• **Information provided**
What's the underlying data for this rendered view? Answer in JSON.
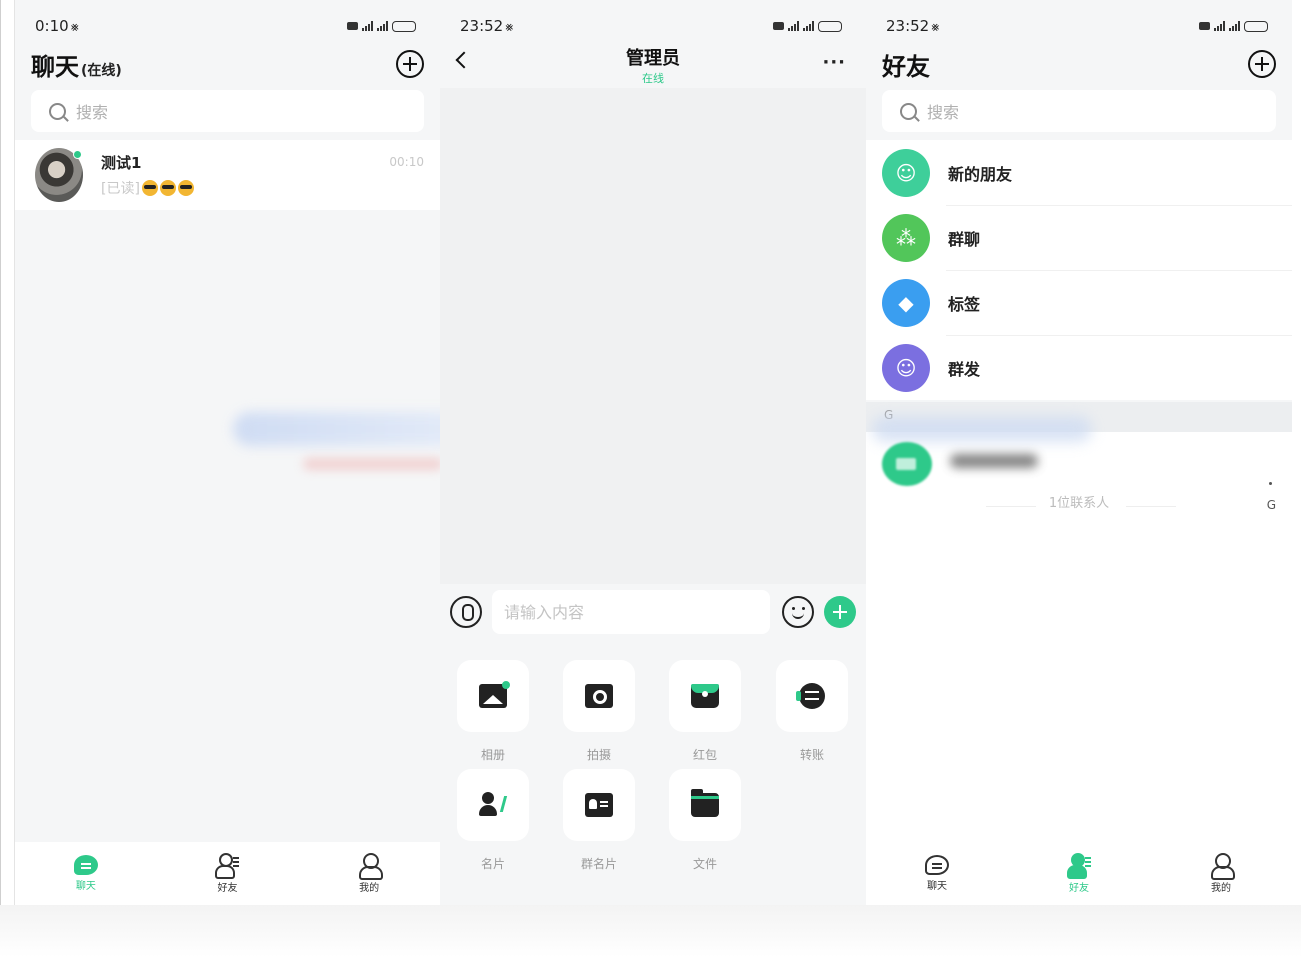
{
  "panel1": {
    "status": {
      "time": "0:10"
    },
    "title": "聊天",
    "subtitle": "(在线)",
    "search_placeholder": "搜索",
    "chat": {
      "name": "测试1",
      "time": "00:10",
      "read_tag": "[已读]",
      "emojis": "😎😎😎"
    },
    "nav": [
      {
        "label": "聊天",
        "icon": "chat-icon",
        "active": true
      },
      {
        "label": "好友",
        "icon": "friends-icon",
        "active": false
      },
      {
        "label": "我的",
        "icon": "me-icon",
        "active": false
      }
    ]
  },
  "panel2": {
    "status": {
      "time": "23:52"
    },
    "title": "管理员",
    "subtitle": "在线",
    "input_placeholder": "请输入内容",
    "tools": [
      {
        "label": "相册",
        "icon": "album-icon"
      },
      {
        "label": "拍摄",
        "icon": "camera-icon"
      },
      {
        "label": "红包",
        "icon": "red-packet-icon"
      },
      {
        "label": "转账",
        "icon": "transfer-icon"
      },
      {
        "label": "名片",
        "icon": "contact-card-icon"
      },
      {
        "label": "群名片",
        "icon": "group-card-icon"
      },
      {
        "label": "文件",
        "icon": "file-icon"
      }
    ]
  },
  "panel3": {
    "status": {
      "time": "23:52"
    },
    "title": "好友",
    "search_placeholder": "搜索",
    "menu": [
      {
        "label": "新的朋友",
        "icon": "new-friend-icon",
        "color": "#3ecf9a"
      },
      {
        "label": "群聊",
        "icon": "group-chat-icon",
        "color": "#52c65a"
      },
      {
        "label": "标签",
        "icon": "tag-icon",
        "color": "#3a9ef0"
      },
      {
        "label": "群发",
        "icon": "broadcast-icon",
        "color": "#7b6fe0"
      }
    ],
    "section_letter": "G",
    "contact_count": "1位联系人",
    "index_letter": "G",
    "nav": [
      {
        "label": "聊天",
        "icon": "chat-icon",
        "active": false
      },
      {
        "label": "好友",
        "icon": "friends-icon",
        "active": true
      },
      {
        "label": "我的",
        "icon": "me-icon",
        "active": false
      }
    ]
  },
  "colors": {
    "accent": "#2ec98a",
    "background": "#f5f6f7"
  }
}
* * *
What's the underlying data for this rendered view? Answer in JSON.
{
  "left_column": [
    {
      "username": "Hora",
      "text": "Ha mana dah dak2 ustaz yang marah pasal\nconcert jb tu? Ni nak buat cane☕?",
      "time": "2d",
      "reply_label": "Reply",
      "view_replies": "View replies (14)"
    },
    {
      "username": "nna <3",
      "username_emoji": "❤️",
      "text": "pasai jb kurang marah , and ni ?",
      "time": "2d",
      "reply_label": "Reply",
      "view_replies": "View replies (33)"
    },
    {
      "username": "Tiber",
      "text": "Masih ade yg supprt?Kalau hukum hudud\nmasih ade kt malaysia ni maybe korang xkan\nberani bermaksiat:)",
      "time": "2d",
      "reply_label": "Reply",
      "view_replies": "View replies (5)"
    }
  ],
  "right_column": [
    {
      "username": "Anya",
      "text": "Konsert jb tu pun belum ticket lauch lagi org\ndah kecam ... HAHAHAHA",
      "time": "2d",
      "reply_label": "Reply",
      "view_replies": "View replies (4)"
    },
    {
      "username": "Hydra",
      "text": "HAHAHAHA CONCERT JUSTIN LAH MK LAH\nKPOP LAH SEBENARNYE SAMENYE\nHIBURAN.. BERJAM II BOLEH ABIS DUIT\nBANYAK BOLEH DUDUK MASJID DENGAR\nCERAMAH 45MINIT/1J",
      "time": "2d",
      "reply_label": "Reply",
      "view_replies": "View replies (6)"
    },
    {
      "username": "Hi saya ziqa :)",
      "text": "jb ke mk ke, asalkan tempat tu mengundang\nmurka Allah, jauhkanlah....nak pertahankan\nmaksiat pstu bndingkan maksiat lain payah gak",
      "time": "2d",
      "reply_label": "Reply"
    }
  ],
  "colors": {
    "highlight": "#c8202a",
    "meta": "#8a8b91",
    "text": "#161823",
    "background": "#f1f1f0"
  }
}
--
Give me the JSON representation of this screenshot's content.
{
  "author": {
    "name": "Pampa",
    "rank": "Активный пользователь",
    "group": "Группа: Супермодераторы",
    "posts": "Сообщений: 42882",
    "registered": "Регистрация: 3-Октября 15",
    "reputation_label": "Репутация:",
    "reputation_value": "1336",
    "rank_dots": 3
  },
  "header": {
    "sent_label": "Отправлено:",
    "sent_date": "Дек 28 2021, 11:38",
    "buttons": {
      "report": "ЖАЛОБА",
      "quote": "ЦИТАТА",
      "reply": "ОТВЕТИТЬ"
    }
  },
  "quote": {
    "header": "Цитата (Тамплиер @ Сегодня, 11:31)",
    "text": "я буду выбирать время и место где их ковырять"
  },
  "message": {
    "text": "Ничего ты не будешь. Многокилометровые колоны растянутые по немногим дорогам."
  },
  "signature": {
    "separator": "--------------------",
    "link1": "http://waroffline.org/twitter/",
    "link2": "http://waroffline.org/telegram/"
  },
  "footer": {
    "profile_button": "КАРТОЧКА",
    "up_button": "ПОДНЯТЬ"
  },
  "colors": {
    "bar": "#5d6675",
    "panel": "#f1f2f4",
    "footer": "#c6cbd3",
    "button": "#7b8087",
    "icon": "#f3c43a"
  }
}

• **Exercise brief**
Find all lines with "replies" in them and copy each one.

• **Correct response**
      "view_replies": "View replies (14)"
      "view_replies": "View replies (33)"
      "view_replies": "View replies (5)"
      "view_replies": "View replies (4)"
      "view_replies": "View replies (6)"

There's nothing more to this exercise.